EXERCISE MATERIALS:
+===+

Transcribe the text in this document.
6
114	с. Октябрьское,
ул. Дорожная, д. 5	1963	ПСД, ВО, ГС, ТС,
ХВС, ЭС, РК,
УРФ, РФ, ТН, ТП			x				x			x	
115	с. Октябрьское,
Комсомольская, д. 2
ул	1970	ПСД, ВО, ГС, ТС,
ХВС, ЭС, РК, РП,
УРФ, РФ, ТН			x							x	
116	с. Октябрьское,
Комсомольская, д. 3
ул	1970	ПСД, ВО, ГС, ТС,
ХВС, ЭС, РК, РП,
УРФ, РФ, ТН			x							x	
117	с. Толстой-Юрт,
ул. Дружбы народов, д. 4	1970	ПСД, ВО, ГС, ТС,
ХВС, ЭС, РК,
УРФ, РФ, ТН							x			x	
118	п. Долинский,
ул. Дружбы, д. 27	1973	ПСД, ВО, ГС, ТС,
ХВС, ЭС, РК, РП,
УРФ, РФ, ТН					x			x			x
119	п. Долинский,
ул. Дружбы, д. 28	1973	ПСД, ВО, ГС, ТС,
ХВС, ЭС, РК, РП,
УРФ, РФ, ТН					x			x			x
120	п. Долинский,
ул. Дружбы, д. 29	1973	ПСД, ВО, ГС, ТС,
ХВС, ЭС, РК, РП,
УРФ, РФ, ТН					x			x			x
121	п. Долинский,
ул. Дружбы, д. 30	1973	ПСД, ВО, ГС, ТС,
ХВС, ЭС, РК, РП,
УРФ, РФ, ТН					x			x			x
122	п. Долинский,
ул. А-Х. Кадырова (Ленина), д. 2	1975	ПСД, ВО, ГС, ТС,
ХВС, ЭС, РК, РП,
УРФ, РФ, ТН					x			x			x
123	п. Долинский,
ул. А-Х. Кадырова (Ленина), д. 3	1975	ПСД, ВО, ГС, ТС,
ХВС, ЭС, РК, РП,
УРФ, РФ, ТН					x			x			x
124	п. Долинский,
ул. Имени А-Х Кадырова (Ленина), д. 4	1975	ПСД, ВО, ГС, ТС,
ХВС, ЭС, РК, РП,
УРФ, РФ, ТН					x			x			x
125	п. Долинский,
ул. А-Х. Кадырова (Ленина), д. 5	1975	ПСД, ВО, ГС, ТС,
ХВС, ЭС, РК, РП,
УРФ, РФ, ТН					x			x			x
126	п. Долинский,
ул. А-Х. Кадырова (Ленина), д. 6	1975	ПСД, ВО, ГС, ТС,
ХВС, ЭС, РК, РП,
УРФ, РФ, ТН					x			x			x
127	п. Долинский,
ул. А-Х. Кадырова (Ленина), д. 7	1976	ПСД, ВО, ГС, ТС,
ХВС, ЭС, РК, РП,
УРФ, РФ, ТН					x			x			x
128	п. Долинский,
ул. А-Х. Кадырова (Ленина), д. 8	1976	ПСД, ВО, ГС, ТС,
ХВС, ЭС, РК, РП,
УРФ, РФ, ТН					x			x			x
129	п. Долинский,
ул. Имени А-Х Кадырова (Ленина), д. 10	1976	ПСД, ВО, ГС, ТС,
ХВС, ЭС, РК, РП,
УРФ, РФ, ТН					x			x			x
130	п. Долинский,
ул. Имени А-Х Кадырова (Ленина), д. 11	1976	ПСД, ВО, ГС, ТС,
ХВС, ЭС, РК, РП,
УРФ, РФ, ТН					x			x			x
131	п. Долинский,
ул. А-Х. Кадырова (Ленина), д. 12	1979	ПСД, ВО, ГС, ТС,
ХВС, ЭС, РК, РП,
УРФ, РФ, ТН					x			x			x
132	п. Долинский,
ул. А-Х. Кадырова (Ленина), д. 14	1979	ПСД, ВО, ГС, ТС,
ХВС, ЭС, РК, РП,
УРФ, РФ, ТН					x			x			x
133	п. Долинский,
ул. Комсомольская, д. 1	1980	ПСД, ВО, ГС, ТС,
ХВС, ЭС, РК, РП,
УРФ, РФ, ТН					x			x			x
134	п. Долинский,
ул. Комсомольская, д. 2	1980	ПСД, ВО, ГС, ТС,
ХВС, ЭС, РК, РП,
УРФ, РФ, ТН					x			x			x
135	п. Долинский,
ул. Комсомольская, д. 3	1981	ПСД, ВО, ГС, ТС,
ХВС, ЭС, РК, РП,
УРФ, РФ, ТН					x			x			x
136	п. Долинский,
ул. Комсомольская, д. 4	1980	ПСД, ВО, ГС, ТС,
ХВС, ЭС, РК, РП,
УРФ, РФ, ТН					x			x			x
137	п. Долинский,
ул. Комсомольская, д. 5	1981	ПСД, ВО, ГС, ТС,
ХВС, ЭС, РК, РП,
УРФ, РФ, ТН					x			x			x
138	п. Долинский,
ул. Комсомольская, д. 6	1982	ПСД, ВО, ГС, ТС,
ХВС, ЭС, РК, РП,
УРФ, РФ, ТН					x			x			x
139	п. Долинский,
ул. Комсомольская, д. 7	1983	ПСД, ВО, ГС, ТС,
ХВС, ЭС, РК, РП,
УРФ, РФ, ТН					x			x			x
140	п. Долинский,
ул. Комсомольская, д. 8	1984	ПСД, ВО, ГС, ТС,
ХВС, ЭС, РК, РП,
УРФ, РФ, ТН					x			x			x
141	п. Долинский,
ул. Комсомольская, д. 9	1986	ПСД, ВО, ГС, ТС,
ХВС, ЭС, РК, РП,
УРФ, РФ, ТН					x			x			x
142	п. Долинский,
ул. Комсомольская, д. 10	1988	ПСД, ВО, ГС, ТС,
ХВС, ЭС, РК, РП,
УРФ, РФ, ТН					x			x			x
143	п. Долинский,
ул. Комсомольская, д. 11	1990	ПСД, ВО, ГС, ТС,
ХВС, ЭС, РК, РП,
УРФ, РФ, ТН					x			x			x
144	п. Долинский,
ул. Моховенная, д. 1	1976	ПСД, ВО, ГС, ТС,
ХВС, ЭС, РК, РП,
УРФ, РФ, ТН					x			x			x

+===+

SET EXERCISE: Restate each entry exactly, skipping none.

WRITTEN ANSWER:
Transcribe the text in this document.
6
114	с. Октябрьское,
ул. Дорожная, д. 5	1963	ПСД, ВО, ГС, ТС,
ХВС, ЭС, РК,
УРФ, РФ, ТН, ТП			x				x			x	
115	с. Октябрьское,
Комсомольская, д. 2
ул	1970	ПСД, ВО, ГС, ТС,
ХВС, ЭС, РК, РП,
УРФ, РФ, ТН			x							x	
116	с. Октябрьское,
Комсомольская, д. 3
ул	1970	ПСД, ВО, ГС, ТС,
ХВС, ЭС, РК, РП,
УРФ, РФ, ТН			x							x	
117	с. Толстой-Юрт,
ул. Дружбы народов, д. 4	1970	ПСД, ВО, ГС, ТС,
ХВС, ЭС, РК,
УРФ, РФ, ТН							x			x	
118	п. Долинский,
ул. Дружбы, д. 27	1973	ПСД, ВО, ГС, ТС,
ХВС, ЭС, РК, РП,
УРФ, РФ, ТН					x			x			x
119	п. Долинский,
ул. Дружбы, д. 28	1973	ПСД, ВО, ГС, ТС,
ХВС, ЭС, РК, РП,
УРФ, РФ, ТН					x			x			x
120	п. Долинский,
ул. Дружбы, д. 29	1973	ПСД, ВО, ГС, ТС,
ХВС, ЭС, РК, РП,
УРФ, РФ, ТН					x			x			x
121	п. Долинский,
ул. Дружбы, д. 30	1973	ПСД, ВО, ГС, ТС,
ХВС, ЭС, РК, РП,
УРФ, РФ, ТН					x			x			x
122	п. Долинский,
ул. А-Х. Кадырова (Ленина), д. 2	1975	ПСД, ВО, ГС, ТС,
ХВС, ЭС, РК, РП,
УРФ, РФ, ТН					x			x			x
123	п. Долинский,
ул. А-Х. Кадырова (Ленина), д. 3	1975	ПСД, ВО, ГС, ТС,
ХВС, ЭС, РК, РП,
УРФ, РФ, ТН					x			x			x
124	п. Долинский,
ул. Имени А-Х Кадырова (Ленина), д. 4	1975	ПСД, ВО, ГС, ТС,
ХВС, ЭС, РК, РП,
УРФ, РФ, ТН					x			x			x
125	п. Долинский,
ул. А-Х. Кадырова (Ленина), д. 5	1975	ПСД, ВО, ГС, ТС,
ХВС, ЭС, РК, РП,
УРФ, РФ, ТН					x			x			x
126	п. Долинский,
ул. А-Х. Кадырова (Ленина), д. 6	1975	ПСД, ВО, ГС, ТС,
ХВС, ЭС, РК, РП,
УРФ, РФ, ТН					x			x			x
127	п. Долинский,
ул. А-Х. Кадырова (Ленина), д. 7	1976	ПСД, ВО, ГС, ТС,
ХВС, ЭС, РК, РП,
УРФ, РФ, ТН					x			x			x
128	п. Долинский,
ул. А-Х. Кадырова (Ленина), д. 8	1976	ПСД, ВО, ГС, ТС,
ХВС, ЭС, РК, РП,
УРФ, РФ, ТН					x			x			x
129	п. Долинский,
ул. Имени А-Х Кадырова (Ленина), д. 10	1976	ПСД, ВО, ГС, ТС,
ХВС, ЭС, РК, РП,
УРФ, РФ, ТН					x			x			x
130	п. Долинский,
ул. Имени А-Х Кадырова (Ленина), д. 11	1976	ПСД, ВО, ГС, ТС,
ХВС, ЭС, РК, РП,
УРФ, РФ, ТН					x			x			x
131	п. Долинский,
ул. А-Х. Кадырова (Ленина), д. 12	1979	ПСД, ВО, ГС, ТС,
ХВС, ЭС, РК, РП,
УРФ, РФ, ТН					x			x			x
132	п. Долинский,
ул. А-Х. Кадырова (Ленина), д. 14	1979	ПСД, ВО, ГС, ТС,
ХВС, ЭС, РК, РП,
УРФ, РФ, ТН					x			x			x
133	п. Долинский,
ул. Комсомольская, д. 1	1980	ПСД, ВО, ГС, ТС,
ХВС, ЭС, РК, РП,
УРФ, РФ, ТН					x			x			x
134	п. Долинский,
ул. Комсомольская, д. 2	1980	ПСД, ВО, ГС, ТС,
ХВС, ЭС, РК, РП,
УРФ, РФ, ТН					x			x			x
135	п. Долинский,
ул. Комсомольская, д. 3	1981	ПСД, ВО, ГС, ТС,
ХВС, ЭС, РК, РП,
УРФ, РФ, ТН					x			x			x
136	п. Долинский,
ул. Комсомольская, д. 4	1980	ПСД, ВО, ГС, ТС,
ХВС, ЭС, РК, РП,
УРФ, РФ, ТН					x			x			x
137	п. Долинский,
ул. Комсомольская, д. 5	1981	ПСД, ВО, ГС, ТС,
ХВС, ЭС, РК, РП,
УРФ, РФ, ТН					x			x			x
138	п. Долинский,
ул. Комсомольская, д. 6	1982	ПСД, ВО, ГС, ТС,
ХВС, ЭС, РК, РП,
УРФ, РФ, ТН					x			x			x
139	п. Долинский,
ул. Комсомольская, д. 7	1983	ПСД, ВО, ГС, ТС,
ХВС, ЭС, РК, РП,
УРФ, РФ, ТН					x			x			x
140	п. Долинский,
ул. Комсомольская, д. 8	1984	ПСД, ВО, ГС, ТС,
ХВС, ЭС, РК, РП,
УРФ, РФ, ТН					x			x			x
141	п. Долинский,
ул. Комсомольская, д. 9	1986	ПСД, ВО, ГС, ТС,
ХВС, ЭС, РК, РП,
УРФ, РФ, ТН					x			x			x
142	п. Долинский,
ул. Комсомольская, д. 10	1988	ПСД, ВО, ГС, ТС,
ХВС, ЭС, РК, РП,
УРФ, РФ, ТН					x			x			x
143	п. Долинский,
ул. Комсомольская, д. 11	1990	ПСД, ВО, ГС, ТС,
ХВС, ЭС, РК, РП,
УРФ, РФ, ТН					x			x			x
144	п. Долинский,
ул. Моховенная, д. 1	1976	ПСД, ВО, ГС, ТС,
ХВС, ЭС, РК, РП,
УРФ, РФ, ТН					x			x			x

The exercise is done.